*Records*
[START]

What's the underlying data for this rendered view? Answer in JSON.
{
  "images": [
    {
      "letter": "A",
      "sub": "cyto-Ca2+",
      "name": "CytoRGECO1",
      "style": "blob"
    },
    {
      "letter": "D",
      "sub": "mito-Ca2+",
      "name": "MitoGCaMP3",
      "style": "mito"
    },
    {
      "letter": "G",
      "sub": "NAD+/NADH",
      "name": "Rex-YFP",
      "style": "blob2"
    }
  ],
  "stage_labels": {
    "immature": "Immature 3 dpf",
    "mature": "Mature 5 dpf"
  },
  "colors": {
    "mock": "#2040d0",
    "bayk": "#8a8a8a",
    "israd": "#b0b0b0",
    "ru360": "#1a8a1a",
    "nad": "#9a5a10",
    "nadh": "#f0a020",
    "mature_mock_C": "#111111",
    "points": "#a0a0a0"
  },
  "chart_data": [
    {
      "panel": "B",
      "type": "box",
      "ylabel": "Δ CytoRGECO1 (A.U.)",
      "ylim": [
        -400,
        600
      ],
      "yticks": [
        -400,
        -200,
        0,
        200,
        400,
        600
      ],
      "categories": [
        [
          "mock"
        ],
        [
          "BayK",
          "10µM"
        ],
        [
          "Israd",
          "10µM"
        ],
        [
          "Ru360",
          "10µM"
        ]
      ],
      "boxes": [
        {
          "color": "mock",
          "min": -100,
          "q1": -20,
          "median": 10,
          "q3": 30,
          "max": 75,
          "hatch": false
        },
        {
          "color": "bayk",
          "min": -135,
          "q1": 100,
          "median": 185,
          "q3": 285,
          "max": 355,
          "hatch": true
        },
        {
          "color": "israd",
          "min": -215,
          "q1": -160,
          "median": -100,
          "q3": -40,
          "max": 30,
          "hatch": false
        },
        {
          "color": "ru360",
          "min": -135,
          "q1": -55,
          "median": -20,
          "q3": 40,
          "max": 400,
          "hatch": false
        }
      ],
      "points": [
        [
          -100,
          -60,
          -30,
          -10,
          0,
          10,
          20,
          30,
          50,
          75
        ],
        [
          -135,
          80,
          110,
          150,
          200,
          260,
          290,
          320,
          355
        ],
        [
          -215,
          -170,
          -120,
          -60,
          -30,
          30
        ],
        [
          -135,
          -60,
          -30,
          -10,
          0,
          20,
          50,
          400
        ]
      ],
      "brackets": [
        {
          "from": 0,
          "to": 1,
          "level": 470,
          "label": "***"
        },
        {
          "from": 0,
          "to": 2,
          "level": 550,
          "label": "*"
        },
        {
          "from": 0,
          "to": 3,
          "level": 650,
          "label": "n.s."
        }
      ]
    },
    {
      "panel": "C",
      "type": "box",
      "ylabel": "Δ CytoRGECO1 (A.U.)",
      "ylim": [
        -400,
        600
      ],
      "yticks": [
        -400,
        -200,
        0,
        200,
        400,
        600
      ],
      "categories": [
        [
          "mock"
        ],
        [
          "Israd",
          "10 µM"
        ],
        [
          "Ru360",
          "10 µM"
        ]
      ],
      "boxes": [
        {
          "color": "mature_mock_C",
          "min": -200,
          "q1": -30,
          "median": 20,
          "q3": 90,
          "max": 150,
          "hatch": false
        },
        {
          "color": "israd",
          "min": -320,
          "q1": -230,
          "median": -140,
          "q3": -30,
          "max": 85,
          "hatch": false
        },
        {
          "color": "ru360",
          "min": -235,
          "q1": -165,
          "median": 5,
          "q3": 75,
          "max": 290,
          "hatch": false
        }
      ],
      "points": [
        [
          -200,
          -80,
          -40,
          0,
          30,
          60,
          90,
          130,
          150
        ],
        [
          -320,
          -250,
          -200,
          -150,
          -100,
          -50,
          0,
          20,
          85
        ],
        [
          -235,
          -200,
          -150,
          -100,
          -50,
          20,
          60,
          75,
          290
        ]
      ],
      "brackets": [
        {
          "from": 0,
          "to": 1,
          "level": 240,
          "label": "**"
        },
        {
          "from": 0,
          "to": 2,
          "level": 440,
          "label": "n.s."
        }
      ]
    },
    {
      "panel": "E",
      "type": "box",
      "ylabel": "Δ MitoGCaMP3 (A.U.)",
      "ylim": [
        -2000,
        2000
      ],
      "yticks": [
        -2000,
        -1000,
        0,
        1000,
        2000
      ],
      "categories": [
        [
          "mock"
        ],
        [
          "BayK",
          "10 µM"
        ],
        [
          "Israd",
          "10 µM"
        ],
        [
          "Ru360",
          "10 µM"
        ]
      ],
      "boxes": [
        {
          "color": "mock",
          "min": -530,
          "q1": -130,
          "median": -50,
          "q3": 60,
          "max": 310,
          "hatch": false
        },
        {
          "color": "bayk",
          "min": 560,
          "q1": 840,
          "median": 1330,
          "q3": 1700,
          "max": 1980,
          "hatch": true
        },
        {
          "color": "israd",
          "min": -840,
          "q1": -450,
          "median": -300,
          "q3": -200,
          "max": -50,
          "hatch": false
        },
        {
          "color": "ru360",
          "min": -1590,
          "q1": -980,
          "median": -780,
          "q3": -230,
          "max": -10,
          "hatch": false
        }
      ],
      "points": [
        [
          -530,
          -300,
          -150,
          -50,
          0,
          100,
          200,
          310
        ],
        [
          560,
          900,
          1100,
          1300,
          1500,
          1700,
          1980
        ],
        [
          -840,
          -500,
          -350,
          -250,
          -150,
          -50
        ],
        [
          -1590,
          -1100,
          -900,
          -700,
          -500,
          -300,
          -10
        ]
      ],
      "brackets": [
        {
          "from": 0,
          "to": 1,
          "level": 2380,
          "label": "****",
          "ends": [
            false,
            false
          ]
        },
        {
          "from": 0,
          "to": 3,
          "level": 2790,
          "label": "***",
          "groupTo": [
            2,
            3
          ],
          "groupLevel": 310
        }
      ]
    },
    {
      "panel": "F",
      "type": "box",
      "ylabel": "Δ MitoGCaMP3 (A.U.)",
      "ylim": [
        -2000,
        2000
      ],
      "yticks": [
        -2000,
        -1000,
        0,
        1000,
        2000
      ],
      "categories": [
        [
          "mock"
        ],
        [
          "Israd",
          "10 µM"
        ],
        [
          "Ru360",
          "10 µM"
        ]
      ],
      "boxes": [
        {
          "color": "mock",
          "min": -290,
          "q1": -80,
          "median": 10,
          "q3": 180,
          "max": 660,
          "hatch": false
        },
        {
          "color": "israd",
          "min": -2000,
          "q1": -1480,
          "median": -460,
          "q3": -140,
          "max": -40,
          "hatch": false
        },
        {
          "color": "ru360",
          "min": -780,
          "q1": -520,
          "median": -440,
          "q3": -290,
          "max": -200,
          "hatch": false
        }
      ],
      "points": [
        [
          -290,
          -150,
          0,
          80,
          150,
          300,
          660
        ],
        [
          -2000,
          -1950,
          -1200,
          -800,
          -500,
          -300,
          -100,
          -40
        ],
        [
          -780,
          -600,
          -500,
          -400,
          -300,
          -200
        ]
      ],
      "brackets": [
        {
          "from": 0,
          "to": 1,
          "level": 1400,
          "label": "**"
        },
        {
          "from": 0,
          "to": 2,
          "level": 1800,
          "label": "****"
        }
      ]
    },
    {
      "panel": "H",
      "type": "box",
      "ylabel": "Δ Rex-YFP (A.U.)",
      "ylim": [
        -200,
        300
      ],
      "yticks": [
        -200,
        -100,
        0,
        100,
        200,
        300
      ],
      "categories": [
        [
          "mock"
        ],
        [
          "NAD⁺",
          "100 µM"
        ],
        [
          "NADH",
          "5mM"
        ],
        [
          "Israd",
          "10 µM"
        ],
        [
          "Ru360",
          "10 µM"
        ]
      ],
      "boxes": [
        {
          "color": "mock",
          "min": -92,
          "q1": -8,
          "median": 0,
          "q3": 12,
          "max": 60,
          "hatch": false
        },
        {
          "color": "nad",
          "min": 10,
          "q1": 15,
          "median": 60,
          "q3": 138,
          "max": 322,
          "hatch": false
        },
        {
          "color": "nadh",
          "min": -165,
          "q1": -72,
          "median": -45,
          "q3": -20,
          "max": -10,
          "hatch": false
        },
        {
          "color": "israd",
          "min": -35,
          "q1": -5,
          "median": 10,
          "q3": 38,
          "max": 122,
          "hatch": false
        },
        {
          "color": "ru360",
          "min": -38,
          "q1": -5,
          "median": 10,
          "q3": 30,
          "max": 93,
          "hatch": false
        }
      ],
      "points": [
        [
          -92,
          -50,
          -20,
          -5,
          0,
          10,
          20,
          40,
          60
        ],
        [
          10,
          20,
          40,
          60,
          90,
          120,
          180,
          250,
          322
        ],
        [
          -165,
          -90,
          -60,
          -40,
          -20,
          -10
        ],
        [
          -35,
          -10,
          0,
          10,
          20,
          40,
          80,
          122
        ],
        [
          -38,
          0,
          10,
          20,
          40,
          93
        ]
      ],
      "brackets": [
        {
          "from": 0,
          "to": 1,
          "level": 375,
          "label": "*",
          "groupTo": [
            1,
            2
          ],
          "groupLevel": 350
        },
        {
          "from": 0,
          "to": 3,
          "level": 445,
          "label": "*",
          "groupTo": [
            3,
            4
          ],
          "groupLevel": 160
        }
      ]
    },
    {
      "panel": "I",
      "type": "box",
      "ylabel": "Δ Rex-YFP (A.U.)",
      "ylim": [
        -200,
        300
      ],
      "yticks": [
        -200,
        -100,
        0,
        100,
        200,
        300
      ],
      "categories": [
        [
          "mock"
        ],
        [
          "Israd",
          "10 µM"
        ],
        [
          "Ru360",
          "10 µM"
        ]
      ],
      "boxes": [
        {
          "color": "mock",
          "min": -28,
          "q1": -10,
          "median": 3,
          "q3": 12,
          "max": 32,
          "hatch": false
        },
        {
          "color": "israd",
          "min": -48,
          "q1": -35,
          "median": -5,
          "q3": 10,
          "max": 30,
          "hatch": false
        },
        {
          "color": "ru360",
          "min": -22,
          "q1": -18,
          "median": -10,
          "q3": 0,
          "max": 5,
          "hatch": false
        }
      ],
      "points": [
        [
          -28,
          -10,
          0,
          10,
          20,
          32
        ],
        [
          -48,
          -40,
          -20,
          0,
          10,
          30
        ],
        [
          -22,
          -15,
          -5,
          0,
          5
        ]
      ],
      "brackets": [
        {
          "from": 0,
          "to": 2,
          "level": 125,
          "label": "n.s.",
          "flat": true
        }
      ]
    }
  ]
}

[END]

*Task*
Copy each line above that contains the word "panel".

*Reply*
      "panel": "B",
      "panel": "C",
      "panel": "E",
      "panel": "F",
      "panel": "H",
      "panel": "I",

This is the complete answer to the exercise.